What is asked:
Filter this material down to the lines that hold "溶液后仍无沉淀", copying each one.

— start Given data —

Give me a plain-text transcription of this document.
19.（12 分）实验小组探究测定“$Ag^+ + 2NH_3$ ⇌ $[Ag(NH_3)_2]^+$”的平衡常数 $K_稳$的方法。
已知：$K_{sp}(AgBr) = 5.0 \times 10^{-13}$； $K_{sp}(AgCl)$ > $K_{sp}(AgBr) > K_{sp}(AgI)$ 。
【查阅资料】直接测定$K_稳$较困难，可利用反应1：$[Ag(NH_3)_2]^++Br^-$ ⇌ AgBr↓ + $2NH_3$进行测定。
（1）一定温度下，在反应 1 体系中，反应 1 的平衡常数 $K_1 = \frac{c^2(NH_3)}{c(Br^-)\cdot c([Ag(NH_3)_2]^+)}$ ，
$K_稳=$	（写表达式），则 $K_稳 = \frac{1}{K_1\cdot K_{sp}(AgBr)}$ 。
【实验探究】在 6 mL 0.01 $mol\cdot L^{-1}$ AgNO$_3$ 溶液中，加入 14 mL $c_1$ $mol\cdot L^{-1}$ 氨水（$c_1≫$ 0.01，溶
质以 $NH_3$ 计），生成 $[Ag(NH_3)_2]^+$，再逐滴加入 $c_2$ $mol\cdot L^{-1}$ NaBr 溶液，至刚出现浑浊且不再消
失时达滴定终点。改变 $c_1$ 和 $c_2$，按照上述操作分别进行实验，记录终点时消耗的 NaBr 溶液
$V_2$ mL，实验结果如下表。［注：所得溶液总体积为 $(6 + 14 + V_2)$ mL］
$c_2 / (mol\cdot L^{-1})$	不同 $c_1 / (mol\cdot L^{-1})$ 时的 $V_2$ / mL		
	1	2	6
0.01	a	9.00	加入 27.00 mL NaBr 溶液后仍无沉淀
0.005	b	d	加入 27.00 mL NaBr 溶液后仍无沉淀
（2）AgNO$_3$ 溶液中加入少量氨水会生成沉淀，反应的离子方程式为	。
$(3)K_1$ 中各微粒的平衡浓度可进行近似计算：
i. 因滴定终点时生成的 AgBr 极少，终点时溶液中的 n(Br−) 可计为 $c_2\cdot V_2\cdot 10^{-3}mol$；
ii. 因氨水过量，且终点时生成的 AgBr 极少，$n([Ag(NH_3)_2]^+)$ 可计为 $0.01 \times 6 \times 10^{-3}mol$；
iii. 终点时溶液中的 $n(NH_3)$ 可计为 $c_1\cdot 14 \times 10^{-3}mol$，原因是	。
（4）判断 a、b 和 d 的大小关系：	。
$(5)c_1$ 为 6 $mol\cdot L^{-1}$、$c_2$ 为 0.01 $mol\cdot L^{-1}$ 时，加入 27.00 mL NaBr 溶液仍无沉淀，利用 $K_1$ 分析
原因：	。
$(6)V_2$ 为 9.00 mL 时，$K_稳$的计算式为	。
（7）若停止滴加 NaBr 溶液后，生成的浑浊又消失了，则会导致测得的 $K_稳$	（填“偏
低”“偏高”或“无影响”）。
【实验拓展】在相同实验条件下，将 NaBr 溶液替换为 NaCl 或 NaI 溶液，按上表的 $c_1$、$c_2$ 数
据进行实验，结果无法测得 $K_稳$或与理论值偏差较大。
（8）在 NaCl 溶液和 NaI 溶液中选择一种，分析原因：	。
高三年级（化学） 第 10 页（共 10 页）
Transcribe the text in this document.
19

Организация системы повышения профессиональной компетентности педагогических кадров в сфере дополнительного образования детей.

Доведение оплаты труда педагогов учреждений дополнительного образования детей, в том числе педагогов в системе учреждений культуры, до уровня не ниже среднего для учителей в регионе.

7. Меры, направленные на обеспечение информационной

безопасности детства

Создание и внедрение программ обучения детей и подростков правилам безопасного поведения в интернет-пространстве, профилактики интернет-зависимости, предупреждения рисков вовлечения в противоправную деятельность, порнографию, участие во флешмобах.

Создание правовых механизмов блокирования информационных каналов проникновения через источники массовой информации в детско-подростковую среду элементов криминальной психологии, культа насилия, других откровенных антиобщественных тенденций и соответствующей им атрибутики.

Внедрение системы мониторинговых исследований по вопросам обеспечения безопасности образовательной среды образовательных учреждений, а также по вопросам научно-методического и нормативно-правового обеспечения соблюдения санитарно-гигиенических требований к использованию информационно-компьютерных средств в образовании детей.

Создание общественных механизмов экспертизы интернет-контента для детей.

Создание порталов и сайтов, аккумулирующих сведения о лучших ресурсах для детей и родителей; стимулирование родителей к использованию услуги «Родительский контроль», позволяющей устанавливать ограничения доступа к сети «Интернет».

— end Given data —
— start Given data —

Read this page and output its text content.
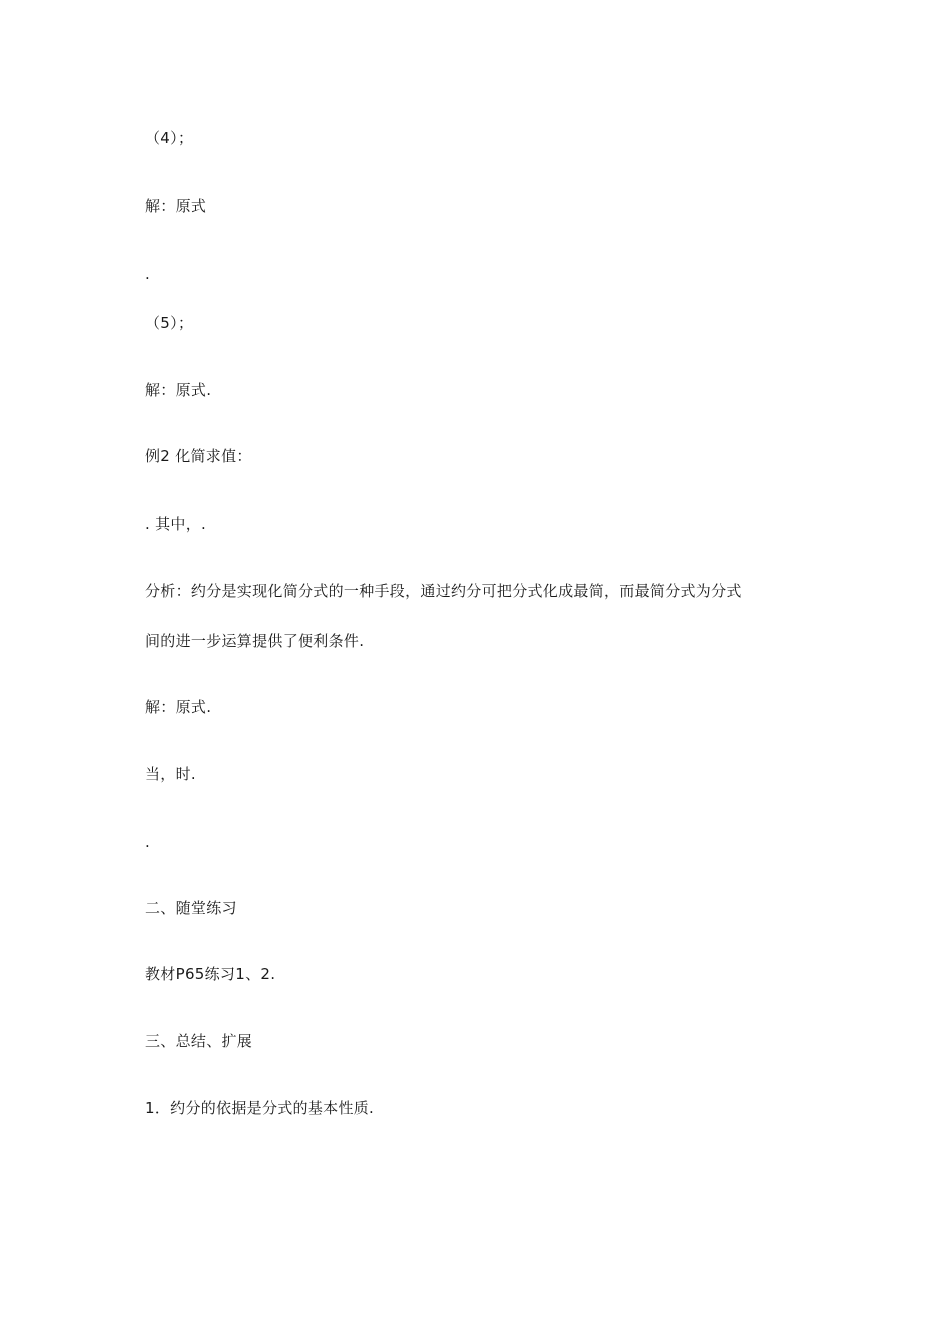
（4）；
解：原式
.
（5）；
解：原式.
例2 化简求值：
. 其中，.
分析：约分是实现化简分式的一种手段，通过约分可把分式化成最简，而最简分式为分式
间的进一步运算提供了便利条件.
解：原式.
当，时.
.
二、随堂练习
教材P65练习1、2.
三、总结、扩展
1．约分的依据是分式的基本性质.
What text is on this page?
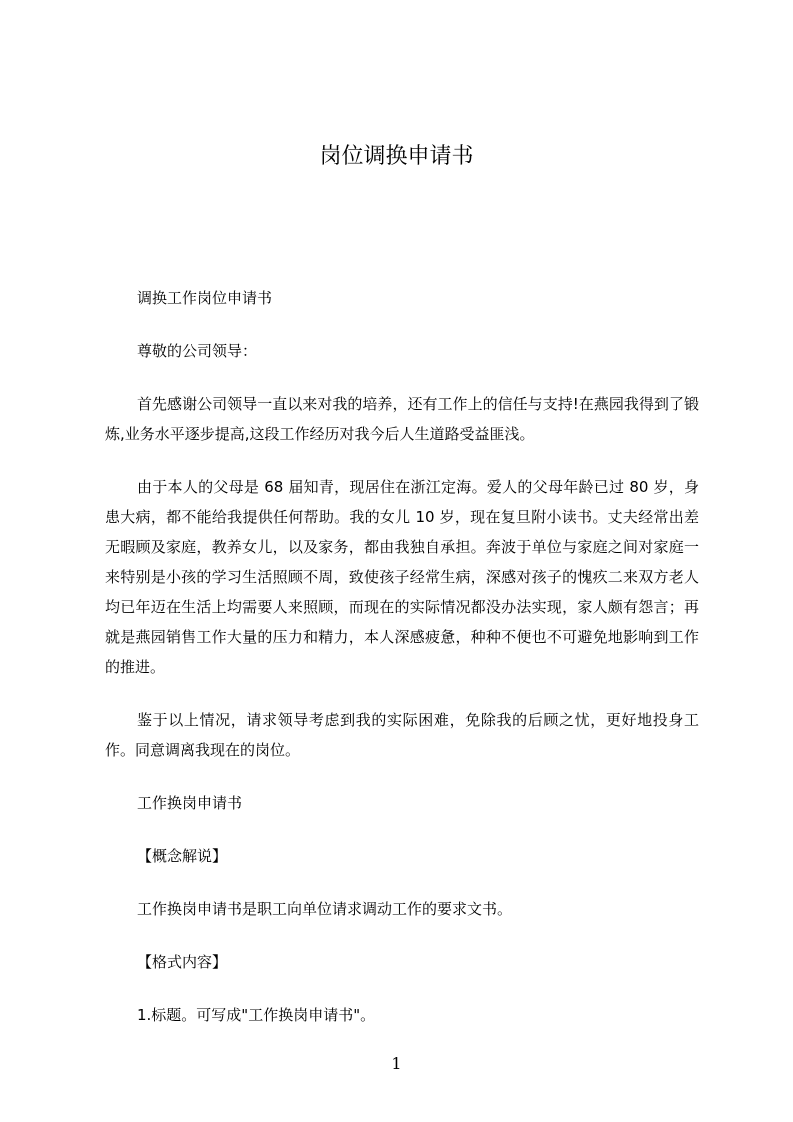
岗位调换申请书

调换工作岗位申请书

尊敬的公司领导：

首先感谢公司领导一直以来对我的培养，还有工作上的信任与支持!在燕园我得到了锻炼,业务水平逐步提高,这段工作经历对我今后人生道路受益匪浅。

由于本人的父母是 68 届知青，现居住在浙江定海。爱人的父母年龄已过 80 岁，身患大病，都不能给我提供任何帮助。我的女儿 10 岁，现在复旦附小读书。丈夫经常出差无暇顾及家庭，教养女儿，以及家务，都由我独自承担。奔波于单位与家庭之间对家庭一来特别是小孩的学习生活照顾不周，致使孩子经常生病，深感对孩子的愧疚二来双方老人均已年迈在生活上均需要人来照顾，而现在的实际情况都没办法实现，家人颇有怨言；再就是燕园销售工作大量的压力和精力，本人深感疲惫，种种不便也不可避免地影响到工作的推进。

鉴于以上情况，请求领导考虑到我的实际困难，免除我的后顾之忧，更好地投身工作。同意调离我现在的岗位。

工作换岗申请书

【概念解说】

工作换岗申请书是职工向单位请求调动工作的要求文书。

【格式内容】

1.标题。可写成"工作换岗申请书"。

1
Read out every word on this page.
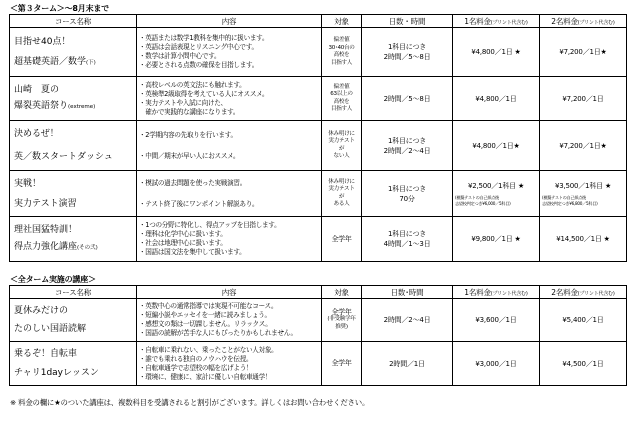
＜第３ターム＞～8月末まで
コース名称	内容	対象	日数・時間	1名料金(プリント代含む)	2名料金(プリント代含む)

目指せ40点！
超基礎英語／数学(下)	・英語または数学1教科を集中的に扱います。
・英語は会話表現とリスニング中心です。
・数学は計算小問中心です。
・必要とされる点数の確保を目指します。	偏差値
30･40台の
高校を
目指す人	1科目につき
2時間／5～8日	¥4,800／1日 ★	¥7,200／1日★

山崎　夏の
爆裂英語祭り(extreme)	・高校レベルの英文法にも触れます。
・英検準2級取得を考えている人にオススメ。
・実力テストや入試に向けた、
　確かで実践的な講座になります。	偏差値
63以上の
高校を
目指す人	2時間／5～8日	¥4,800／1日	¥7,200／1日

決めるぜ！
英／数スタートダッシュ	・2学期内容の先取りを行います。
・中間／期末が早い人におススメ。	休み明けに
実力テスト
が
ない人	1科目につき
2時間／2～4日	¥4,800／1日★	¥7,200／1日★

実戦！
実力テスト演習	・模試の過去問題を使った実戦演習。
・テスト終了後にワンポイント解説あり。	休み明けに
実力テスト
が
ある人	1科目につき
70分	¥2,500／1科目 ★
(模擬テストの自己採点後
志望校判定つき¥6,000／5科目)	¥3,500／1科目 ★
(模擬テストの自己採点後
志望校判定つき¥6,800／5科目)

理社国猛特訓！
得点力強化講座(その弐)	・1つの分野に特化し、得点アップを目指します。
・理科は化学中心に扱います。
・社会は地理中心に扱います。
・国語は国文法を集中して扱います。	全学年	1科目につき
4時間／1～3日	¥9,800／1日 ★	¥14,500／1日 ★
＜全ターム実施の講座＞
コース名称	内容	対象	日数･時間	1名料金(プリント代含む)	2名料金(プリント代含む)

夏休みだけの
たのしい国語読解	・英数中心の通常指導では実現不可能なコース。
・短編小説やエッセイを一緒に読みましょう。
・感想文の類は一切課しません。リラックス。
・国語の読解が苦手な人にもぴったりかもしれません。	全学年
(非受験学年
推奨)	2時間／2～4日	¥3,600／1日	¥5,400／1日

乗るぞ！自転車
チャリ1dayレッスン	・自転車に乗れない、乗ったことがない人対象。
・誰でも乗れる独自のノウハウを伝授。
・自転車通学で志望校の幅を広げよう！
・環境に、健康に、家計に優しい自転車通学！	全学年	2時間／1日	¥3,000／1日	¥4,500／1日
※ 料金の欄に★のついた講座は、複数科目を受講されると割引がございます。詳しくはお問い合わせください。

— end Given data —
— start Given data —

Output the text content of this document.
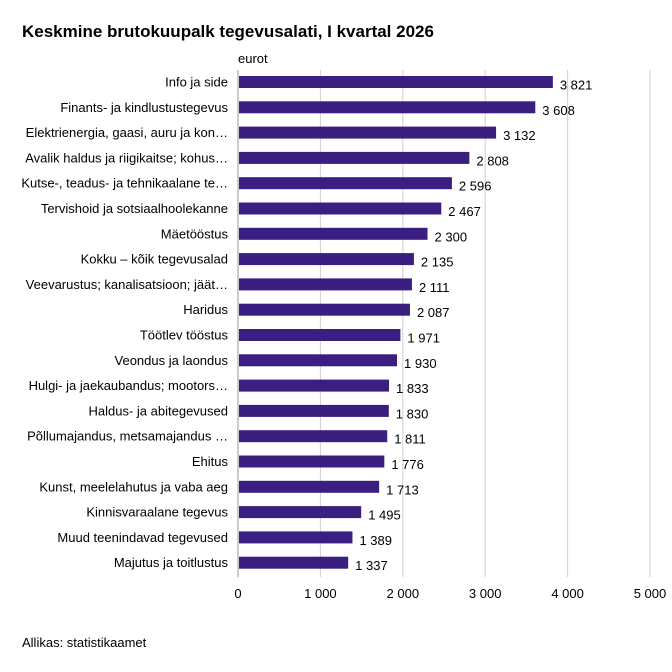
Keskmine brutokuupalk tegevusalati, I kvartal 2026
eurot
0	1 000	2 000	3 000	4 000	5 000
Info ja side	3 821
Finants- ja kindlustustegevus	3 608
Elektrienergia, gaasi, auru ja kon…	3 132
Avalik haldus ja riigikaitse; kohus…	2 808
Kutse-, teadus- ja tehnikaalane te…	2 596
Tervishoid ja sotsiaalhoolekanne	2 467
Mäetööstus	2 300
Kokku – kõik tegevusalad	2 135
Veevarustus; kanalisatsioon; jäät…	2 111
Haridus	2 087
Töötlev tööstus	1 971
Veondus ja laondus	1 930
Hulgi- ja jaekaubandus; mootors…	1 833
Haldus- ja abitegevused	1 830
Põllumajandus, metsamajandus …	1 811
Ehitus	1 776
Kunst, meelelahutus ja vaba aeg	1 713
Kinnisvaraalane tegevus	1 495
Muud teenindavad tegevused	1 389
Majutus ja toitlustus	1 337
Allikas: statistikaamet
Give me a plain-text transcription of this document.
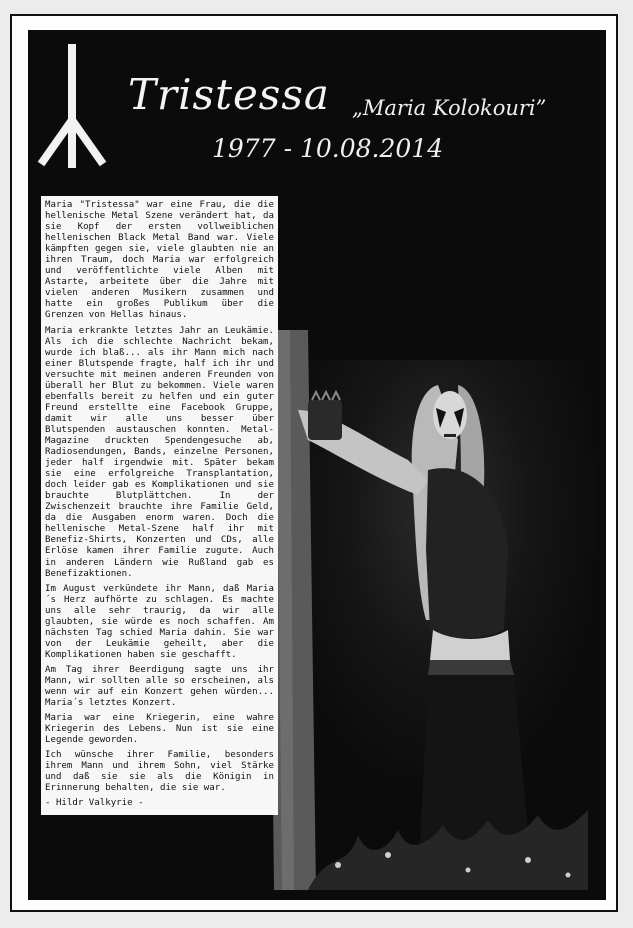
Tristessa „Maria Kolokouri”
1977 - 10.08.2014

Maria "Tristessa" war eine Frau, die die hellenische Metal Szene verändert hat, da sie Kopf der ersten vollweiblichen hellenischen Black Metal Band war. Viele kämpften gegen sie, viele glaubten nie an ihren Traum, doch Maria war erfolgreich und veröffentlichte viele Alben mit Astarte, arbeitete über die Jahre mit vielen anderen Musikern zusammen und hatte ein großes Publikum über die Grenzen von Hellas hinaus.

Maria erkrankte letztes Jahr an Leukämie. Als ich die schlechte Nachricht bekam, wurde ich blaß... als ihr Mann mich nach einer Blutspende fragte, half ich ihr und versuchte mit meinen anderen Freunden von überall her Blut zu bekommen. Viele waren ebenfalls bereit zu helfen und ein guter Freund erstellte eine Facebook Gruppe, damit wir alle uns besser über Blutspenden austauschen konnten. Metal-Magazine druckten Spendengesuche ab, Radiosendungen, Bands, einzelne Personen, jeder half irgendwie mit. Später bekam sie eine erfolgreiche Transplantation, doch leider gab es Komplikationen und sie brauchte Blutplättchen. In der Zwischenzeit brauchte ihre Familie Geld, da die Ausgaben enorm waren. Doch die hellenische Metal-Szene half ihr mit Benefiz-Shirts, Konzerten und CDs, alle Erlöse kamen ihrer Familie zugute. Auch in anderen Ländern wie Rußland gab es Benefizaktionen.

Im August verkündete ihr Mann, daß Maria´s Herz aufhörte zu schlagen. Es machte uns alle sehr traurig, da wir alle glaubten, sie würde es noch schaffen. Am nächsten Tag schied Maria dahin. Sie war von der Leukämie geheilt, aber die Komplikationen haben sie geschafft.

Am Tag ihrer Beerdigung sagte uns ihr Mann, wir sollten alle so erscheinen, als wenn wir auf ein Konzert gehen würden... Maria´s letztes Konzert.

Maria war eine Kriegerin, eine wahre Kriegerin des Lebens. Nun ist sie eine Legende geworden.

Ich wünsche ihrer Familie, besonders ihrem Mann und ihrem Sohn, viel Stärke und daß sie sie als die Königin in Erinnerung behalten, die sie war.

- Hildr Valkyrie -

— end Given data —

Answer to this problem:
0.01	a	9.00	加入 27.00 mL NaBr 溶液后仍无沉淀
0.005	b	d	加入 27.00 mL NaBr 溶液后仍无沉淀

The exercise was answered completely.